• _EXERCISE DIRECTIONS_:
Locate the lines where "fill" occurs and copy them as they stand.

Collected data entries
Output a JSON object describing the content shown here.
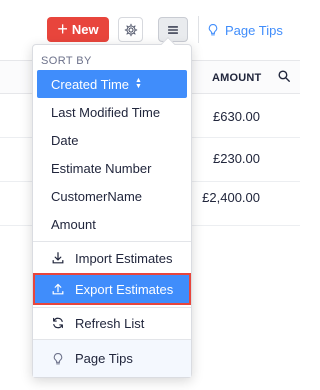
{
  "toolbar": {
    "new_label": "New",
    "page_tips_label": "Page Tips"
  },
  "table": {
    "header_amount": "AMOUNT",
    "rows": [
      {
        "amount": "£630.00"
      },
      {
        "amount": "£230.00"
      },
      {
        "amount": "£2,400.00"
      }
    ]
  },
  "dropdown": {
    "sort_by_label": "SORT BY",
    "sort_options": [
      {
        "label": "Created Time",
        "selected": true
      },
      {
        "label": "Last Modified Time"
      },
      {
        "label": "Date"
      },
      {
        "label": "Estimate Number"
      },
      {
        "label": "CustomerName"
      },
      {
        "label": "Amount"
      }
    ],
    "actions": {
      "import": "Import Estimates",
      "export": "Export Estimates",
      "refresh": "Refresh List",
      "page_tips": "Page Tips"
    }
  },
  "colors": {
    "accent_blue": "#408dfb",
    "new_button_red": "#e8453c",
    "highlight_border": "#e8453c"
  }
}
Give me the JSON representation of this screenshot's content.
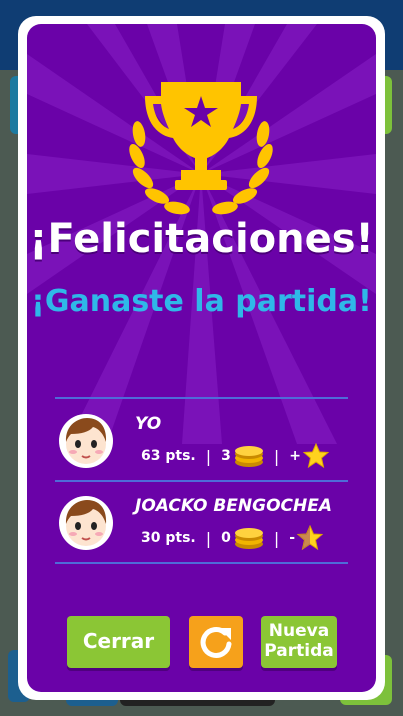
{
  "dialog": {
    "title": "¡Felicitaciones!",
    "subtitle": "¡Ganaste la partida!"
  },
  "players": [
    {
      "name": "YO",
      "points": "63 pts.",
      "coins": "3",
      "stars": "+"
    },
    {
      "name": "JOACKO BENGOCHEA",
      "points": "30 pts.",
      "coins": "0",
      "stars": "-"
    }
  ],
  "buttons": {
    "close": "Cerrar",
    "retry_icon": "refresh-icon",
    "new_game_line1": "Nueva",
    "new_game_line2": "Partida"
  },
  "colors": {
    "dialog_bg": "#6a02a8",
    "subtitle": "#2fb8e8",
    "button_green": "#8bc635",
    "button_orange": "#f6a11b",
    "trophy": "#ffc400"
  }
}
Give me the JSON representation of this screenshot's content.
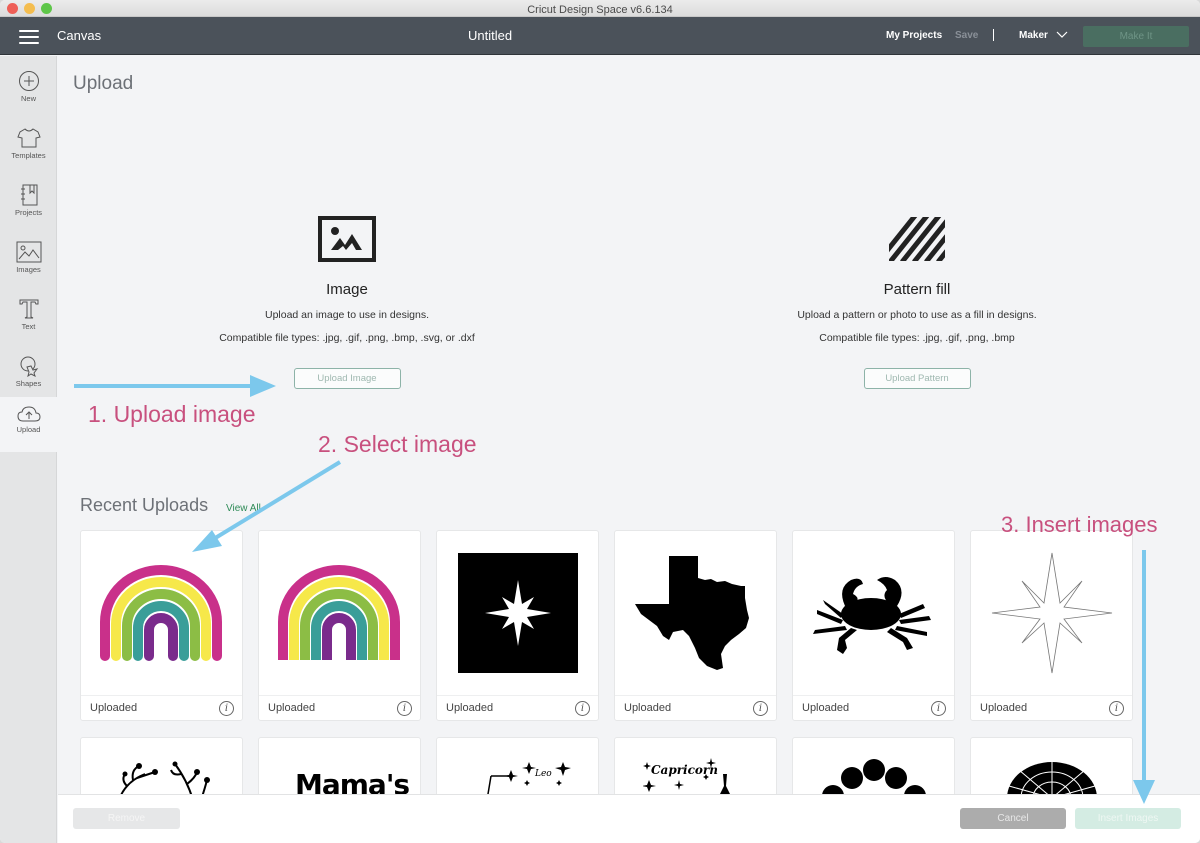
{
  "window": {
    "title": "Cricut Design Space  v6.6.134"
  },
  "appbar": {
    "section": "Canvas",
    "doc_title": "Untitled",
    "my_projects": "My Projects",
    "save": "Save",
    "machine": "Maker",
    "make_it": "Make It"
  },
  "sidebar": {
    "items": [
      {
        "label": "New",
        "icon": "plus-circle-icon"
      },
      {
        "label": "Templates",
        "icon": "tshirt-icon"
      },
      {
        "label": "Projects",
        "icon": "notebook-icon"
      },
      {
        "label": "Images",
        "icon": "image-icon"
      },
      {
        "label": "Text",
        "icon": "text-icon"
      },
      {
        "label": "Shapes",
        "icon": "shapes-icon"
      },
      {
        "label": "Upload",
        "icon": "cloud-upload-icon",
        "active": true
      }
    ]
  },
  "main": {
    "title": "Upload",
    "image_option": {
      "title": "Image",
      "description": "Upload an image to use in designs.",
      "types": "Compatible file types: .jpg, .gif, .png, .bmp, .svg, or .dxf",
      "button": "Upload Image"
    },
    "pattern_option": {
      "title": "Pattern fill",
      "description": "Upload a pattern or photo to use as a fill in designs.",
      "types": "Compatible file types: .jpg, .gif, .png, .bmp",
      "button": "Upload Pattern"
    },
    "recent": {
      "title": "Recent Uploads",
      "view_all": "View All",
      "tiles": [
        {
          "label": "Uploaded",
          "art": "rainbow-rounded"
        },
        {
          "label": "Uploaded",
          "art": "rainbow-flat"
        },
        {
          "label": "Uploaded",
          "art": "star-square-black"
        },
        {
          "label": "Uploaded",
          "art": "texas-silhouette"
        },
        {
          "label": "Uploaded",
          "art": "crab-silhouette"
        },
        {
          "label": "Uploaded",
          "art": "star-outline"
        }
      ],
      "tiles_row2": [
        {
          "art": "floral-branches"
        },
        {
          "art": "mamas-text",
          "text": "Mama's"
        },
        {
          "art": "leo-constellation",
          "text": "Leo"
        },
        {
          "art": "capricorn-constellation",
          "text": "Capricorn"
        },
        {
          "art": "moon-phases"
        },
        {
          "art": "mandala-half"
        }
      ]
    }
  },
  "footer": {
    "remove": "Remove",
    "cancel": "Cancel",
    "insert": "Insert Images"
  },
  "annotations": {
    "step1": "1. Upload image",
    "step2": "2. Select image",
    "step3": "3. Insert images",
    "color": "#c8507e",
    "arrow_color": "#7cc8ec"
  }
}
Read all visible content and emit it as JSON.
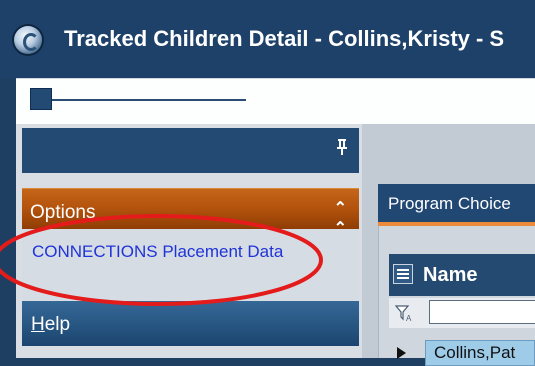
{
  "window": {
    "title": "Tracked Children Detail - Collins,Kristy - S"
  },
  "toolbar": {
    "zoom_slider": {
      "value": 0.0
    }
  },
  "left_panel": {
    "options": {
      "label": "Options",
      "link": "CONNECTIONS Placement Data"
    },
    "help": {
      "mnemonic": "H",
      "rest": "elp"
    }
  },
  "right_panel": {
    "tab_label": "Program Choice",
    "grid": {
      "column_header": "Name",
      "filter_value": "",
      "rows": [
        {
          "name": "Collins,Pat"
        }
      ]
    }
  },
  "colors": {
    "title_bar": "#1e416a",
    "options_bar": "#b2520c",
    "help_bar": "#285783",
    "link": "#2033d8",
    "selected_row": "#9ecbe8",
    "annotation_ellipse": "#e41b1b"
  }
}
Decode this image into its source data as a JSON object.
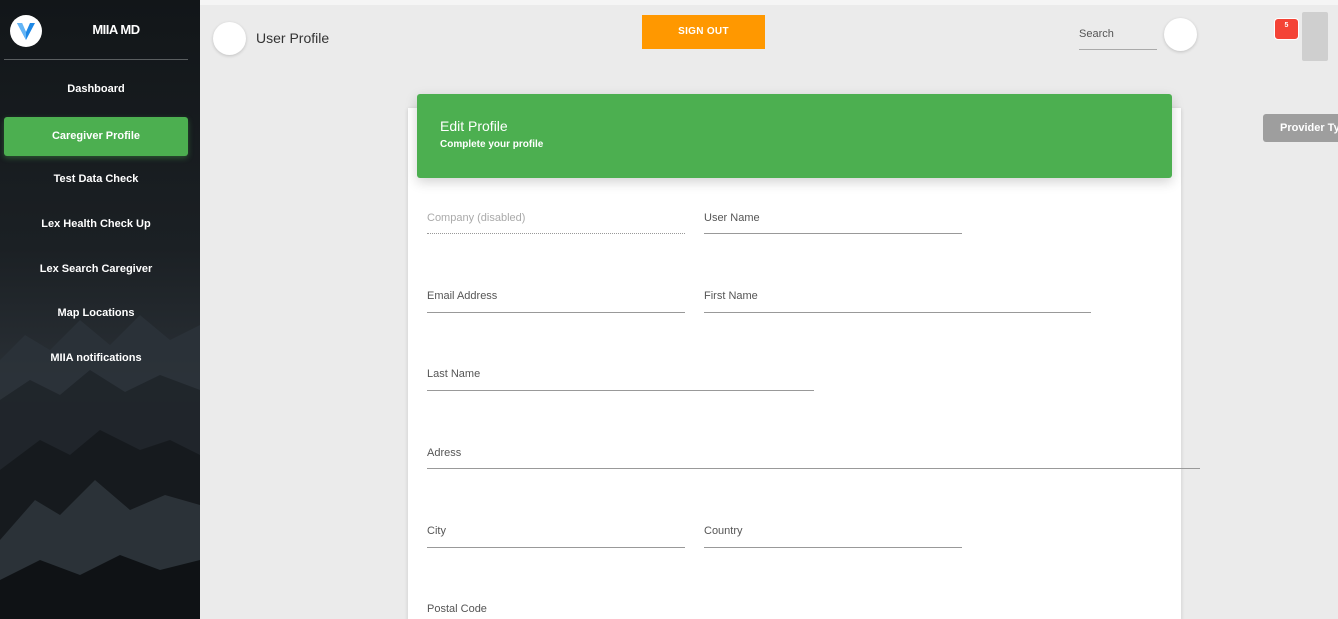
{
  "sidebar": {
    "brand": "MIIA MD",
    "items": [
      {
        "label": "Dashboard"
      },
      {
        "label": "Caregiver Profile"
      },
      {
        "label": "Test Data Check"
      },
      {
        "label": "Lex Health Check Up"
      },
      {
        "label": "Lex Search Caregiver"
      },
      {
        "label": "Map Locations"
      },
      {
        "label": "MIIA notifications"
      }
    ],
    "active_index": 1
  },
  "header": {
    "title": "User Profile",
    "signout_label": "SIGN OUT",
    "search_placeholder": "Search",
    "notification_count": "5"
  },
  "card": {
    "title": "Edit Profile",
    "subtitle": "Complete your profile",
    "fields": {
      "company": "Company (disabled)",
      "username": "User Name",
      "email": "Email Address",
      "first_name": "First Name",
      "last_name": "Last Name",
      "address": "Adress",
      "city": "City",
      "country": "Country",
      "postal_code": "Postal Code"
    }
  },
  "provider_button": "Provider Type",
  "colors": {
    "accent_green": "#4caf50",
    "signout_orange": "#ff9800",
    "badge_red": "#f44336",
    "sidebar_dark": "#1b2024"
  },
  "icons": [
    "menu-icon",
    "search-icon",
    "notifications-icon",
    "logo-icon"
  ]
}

• _SOLUTION TO THIS EXERCISE_:
      "title": "Pattern fill",
      "description": "Upload a pattern or photo to use as a fill in designs.",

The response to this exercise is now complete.